**GOAL OF THE EXERCISE**
Images excluded, repeat each entry below exactly.

(A block of data)
┌──

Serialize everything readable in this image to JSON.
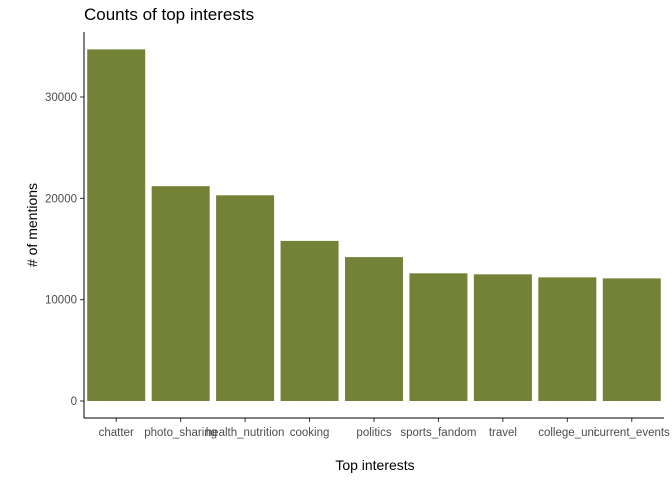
{
  "chart_data": {
    "type": "bar",
    "title": "Counts of top interests",
    "xlabel": "Top interests",
    "ylabel": "# of mentions",
    "categories": [
      "chatter",
      "photo_sharing",
      "health_nutrition",
      "cooking",
      "politics",
      "sports_fandom",
      "travel",
      "college_uni",
      "current_events"
    ],
    "values": [
      34700,
      21200,
      20300,
      15800,
      14200,
      12600,
      12500,
      12200,
      12100
    ],
    "ylim": [
      0,
      36400
    ],
    "yticks": [
      0,
      10000,
      20000,
      30000
    ],
    "ytick_labels": [
      "0",
      "10000",
      "20000",
      "30000"
    ],
    "bar_color": "#738236",
    "grid": false,
    "legend": "none"
  }
}
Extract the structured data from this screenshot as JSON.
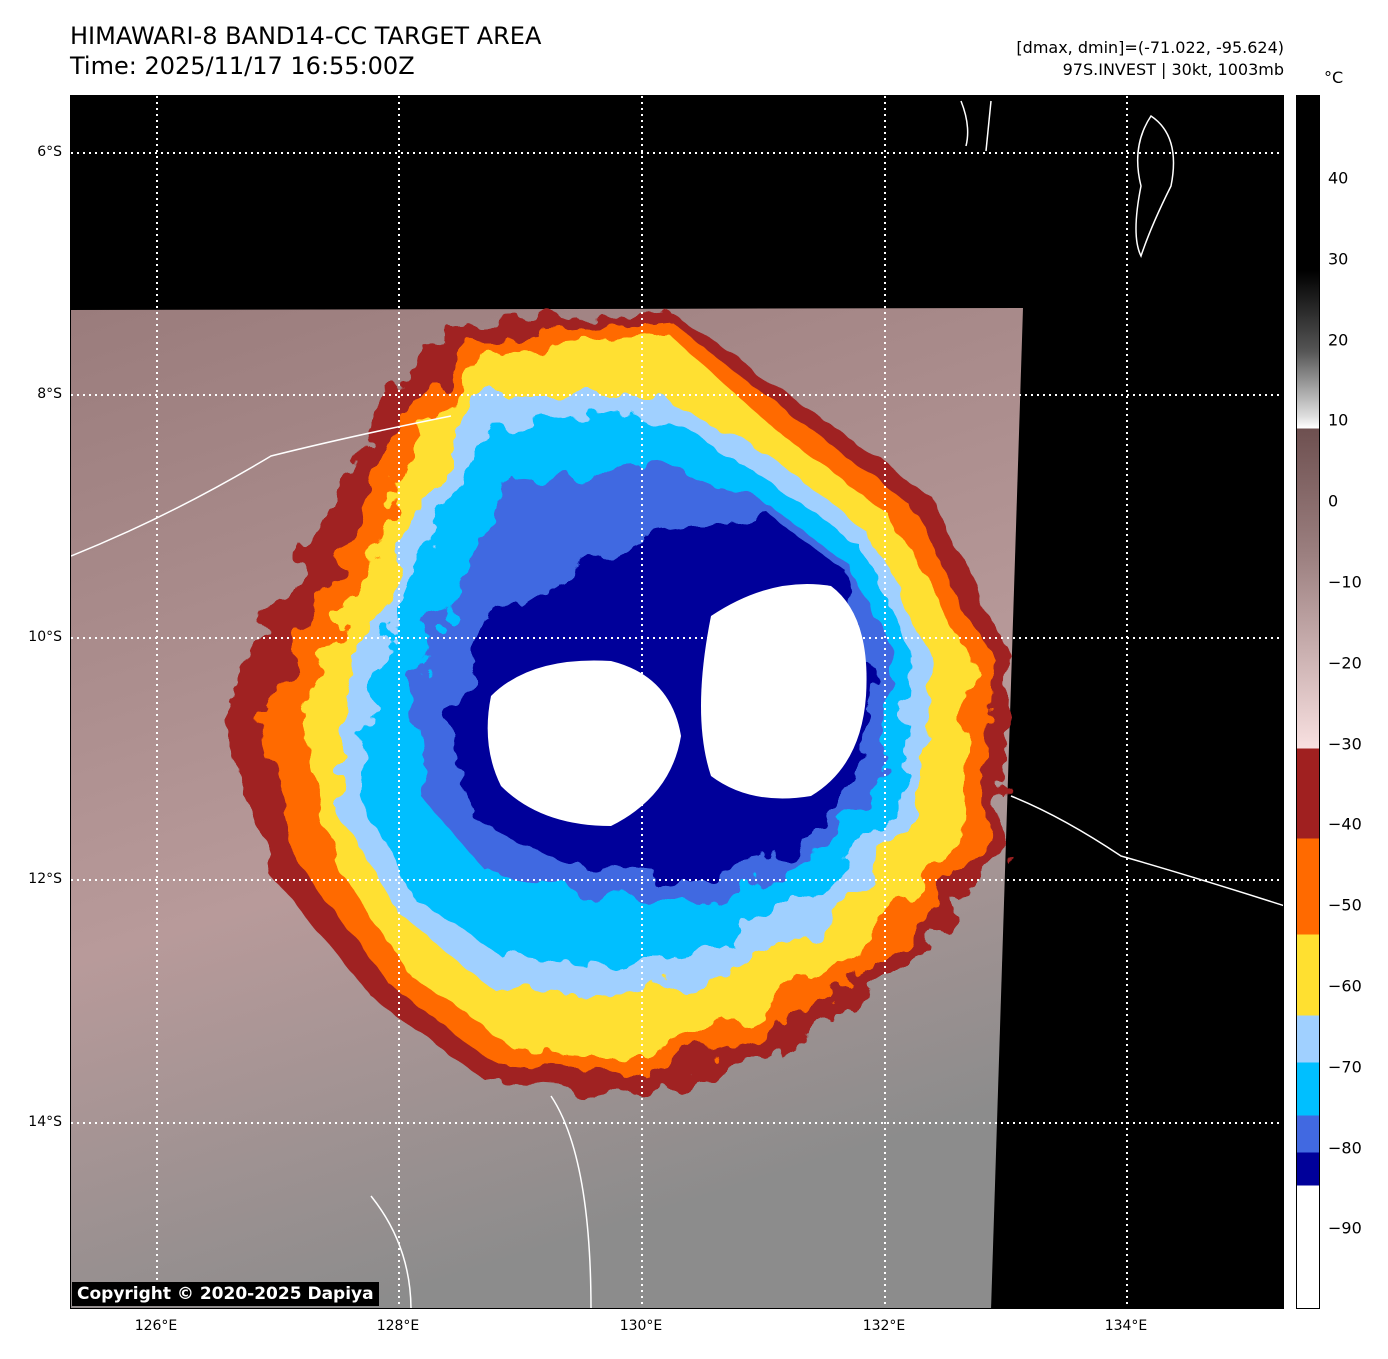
{
  "header": {
    "title": "HIMAWARI-8 BAND14-CC TARGET AREA",
    "time": "Time: 2025/11/17 16:55:00Z",
    "range": "[dmax, dmin]=(-71.022, -95.624)",
    "storm": "97S.INVEST | 30kt, 1003mb"
  },
  "axes": {
    "lat_ticks": [
      "6°S",
      "8°S",
      "10°S",
      "12°S",
      "14°S"
    ],
    "lon_ticks": [
      "126°E",
      "128°E",
      "130°E",
      "132°E",
      "134°E"
    ]
  },
  "colorbar": {
    "unit": "°C",
    "ticks": [
      "40",
      "30",
      "20",
      "10",
      "0",
      "−10",
      "−20",
      "−30",
      "−40",
      "−50",
      "−60",
      "−70",
      "−80",
      "−90"
    ],
    "colors": {
      "black": "#000000",
      "brown": "#6e5050",
      "pink": "#f8e0e0",
      "red": "#a02020",
      "orange": "#ff6a00",
      "yellow": "#ffe030",
      "lightblue": "#a0d0ff",
      "cyan": "#00bfff",
      "royalblue": "#4169e1",
      "navy": "#00009a",
      "white": "#ffffff"
    }
  },
  "copyright": "Copyright © 2020-2025 Dapiya"
}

└──

**FINAL RESULT**
Serialize everything readable in this image to JSON.
{
  "chart_data": {
    "type": "bar",
    "title": "Counts of top interests",
    "xlabel": "Top interests",
    "ylabel": "# of mentions",
    "categories": [
      "chatter",
      "photo_sharing",
      "health_nutrition",
      "cooking",
      "politics",
      "sports_fandom",
      "travel",
      "college_uni",
      "current_events"
    ],
    "values": [
      34700,
      21200,
      20300,
      15800,
      14200,
      12600,
      12500,
      12200,
      12100
    ],
    "ylim": [
      0,
      36400
    ],
    "yticks": [
      0,
      10000,
      20000,
      30000
    ],
    "ytick_labels": [
      "0",
      "10000",
      "20000",
      "30000"
    ],
    "bar_color": "#738236",
    "grid": false,
    "legend": "none"
  }
}
Extract the structured data from this screenshot as JSON.
{
  "header": {
    "title": "HIMAWARI-8 BAND14-CC TARGET AREA",
    "time": "Time: 2025/11/17 16:55:00Z",
    "range": "[dmax, dmin]=(-71.022, -95.624)",
    "storm": "97S.INVEST | 30kt, 1003mb"
  },
  "axes": {
    "lat_ticks": [
      "6°S",
      "8°S",
      "10°S",
      "12°S",
      "14°S"
    ],
    "lon_ticks": [
      "126°E",
      "128°E",
      "130°E",
      "132°E",
      "134°E"
    ]
  },
  "colorbar": {
    "unit": "°C",
    "ticks": [
      "40",
      "30",
      "20",
      "10",
      "0",
      "−10",
      "−20",
      "−30",
      "−40",
      "−50",
      "−60",
      "−70",
      "−80",
      "−90"
    ],
    "colors": {
      "black": "#000000",
      "brown": "#6e5050",
      "pink": "#f8e0e0",
      "red": "#a02020",
      "orange": "#ff6a00",
      "yellow": "#ffe030",
      "lightblue": "#a0d0ff",
      "cyan": "#00bfff",
      "royalblue": "#4169e1",
      "navy": "#00009a",
      "white": "#ffffff"
    }
  },
  "copyright": "Copyright © 2020-2025 Dapiya"
}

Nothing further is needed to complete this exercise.